■ Given exercise
Each line in the entries below that holds the string "JSON" is to be listed.

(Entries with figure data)
:::::

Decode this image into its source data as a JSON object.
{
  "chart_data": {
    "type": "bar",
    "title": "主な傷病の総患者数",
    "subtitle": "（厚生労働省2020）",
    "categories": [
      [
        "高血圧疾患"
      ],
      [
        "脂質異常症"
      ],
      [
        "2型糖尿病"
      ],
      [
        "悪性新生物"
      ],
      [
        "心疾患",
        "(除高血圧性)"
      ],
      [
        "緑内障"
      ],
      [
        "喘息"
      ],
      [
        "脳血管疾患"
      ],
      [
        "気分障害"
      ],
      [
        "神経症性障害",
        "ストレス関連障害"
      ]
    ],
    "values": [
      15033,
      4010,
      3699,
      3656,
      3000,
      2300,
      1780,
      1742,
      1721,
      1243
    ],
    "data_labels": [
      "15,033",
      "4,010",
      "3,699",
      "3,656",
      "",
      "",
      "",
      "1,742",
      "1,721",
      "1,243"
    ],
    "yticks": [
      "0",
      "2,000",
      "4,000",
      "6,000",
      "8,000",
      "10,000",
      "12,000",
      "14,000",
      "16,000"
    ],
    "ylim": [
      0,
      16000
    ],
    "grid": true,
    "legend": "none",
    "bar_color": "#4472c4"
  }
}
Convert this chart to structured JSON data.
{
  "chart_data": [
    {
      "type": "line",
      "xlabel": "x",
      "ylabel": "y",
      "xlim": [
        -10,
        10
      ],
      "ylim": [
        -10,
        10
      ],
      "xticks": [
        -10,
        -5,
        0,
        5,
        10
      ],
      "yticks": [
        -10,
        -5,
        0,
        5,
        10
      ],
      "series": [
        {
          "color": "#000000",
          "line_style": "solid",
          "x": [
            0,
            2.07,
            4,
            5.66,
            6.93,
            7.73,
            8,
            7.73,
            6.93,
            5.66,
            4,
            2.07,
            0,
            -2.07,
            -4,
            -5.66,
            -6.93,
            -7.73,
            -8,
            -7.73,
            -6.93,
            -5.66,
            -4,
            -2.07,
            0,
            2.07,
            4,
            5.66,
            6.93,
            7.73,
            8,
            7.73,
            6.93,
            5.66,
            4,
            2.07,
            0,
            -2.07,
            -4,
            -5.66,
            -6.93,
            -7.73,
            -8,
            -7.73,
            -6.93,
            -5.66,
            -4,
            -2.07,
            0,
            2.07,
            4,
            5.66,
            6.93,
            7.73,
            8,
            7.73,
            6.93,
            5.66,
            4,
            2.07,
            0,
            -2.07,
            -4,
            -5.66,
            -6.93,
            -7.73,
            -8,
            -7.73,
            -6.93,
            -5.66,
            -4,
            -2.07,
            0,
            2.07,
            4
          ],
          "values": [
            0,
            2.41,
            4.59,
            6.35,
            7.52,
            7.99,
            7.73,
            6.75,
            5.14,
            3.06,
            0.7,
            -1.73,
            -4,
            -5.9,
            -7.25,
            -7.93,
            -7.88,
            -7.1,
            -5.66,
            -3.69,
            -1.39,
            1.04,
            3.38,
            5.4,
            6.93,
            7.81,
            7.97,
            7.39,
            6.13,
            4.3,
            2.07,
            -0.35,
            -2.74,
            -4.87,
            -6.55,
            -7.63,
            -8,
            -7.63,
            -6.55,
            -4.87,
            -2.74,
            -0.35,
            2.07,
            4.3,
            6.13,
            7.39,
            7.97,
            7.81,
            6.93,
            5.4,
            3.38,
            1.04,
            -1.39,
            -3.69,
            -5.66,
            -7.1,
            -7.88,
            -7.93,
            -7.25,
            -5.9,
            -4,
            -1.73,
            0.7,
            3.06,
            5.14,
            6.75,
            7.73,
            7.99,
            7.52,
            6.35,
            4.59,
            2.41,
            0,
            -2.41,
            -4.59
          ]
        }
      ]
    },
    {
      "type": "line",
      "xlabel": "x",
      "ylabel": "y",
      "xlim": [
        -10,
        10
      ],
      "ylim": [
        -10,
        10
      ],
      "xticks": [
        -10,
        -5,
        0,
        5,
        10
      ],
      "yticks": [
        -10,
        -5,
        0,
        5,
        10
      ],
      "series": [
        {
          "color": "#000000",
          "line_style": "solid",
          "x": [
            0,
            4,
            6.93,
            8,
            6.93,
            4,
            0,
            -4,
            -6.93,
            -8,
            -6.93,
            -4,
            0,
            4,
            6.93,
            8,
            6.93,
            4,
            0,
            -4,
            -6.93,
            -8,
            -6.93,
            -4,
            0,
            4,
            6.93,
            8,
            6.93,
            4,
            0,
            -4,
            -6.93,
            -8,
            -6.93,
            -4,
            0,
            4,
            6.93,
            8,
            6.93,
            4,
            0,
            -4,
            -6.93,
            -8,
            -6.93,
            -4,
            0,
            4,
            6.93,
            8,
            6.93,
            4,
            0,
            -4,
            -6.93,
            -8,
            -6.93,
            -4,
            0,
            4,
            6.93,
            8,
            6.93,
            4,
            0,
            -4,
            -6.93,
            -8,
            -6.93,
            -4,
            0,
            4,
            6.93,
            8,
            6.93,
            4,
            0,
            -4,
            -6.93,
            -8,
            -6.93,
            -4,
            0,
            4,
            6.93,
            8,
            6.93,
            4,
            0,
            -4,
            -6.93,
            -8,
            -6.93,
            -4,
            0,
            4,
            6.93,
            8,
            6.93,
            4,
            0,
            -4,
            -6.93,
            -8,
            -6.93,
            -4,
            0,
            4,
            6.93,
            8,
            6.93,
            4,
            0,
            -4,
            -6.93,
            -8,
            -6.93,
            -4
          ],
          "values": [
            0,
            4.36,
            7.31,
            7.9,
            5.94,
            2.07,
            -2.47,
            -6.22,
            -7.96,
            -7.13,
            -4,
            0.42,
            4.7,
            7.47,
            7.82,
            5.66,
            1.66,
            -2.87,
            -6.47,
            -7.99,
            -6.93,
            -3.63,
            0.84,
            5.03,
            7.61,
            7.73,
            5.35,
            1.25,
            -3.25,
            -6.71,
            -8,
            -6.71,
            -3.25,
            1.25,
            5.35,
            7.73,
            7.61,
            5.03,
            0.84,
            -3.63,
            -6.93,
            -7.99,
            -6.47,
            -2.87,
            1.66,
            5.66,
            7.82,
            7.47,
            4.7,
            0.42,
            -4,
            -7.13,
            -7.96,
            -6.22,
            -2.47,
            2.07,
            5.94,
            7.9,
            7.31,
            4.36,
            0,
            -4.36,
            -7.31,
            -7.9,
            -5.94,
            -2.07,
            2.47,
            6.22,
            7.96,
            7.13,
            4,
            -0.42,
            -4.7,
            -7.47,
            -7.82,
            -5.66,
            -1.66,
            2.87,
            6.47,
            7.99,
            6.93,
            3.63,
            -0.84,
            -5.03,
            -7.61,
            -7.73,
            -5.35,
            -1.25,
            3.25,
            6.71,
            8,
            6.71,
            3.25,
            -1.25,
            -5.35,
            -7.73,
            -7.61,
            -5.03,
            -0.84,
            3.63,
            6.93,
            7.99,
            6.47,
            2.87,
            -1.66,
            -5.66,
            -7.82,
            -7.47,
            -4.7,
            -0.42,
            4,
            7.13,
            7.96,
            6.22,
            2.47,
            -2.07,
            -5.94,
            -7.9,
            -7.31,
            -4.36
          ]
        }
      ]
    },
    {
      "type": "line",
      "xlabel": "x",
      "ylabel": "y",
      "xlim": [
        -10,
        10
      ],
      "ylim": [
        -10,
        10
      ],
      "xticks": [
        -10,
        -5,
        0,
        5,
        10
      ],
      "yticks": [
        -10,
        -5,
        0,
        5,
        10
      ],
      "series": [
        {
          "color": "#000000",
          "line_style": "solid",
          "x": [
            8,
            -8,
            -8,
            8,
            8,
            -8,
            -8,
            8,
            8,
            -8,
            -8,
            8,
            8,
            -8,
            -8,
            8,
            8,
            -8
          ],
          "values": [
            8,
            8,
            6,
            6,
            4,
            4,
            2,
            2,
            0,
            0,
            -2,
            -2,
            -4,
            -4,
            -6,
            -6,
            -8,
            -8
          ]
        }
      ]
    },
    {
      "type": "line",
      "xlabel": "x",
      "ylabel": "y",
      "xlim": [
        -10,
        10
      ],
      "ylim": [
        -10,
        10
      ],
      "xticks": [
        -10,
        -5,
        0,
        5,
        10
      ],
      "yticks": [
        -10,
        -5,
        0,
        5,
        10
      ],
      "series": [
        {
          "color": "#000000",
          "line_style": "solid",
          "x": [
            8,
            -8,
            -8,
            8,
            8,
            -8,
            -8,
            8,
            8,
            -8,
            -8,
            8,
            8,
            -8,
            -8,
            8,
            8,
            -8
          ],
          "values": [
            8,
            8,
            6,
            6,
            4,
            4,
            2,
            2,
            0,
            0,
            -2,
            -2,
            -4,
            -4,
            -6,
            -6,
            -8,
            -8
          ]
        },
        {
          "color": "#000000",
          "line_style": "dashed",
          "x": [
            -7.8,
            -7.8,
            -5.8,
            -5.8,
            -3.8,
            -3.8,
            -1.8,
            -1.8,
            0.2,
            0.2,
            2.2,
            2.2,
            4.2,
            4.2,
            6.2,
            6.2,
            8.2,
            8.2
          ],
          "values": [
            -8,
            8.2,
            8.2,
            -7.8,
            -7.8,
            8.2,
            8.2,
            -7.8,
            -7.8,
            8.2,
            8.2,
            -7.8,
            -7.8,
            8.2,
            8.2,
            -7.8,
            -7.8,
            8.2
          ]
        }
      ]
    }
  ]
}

:::::

■ Written response
Decode this image into its source data as a JSON object.
Convert this chart to structured JSON data.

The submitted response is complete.